## PROBLEM STATEMENT
Write out each entry again. Keep every word exactly as it is.

── LISTING

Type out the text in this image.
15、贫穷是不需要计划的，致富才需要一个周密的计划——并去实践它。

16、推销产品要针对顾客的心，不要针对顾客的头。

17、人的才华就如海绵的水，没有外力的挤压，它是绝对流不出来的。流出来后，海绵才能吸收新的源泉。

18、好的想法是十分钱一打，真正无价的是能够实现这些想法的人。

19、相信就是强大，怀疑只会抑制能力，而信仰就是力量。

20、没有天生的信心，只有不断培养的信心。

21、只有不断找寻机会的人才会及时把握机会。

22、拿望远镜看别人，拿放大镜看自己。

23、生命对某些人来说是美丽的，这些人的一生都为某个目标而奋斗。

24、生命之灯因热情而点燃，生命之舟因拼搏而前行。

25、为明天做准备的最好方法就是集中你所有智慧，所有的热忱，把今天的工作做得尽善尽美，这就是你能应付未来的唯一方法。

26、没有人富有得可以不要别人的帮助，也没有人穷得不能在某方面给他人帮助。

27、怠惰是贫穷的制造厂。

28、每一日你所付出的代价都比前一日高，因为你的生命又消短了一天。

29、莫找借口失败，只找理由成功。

────

## EXERCISE ANSWER
Type out the text in this image.
15、贫穷是不需要计划的，致富才需要一个周密的计划——并去实践它。

16、推销产品要针对顾客的心，不要针对顾客的头。

17、人的才华就如海绵的水，没有外力的挤压，它是绝对流不出来的。流出来后，海绵才能吸收新的源泉。

18、好的想法是十分钱一打，真正无价的是能够实现这些想法的人。

19、相信就是强大，怀疑只会抑制能力，而信仰就是力量。

20、没有天生的信心，只有不断培养的信心。

21、只有不断找寻机会的人才会及时把握机会。

22、拿望远镜看别人，拿放大镜看自己。

23、生命对某些人来说是美丽的，这些人的一生都为某个目标而奋斗。

24、生命之灯因热情而点燃，生命之舟因拼搏而前行。

25、为明天做准备的最好方法就是集中你所有智慧，所有的热忱，把今天的工作做得尽善尽美，这就是你能应付未来的唯一方法。

26、没有人富有得可以不要别人的帮助，也没有人穷得不能在某方面给他人帮助。

27、怠惰是贫穷的制造厂。

28、每一日你所付出的代价都比前一日高，因为你的生命又消短了一天。

29、莫找借口失败，只找理由成功。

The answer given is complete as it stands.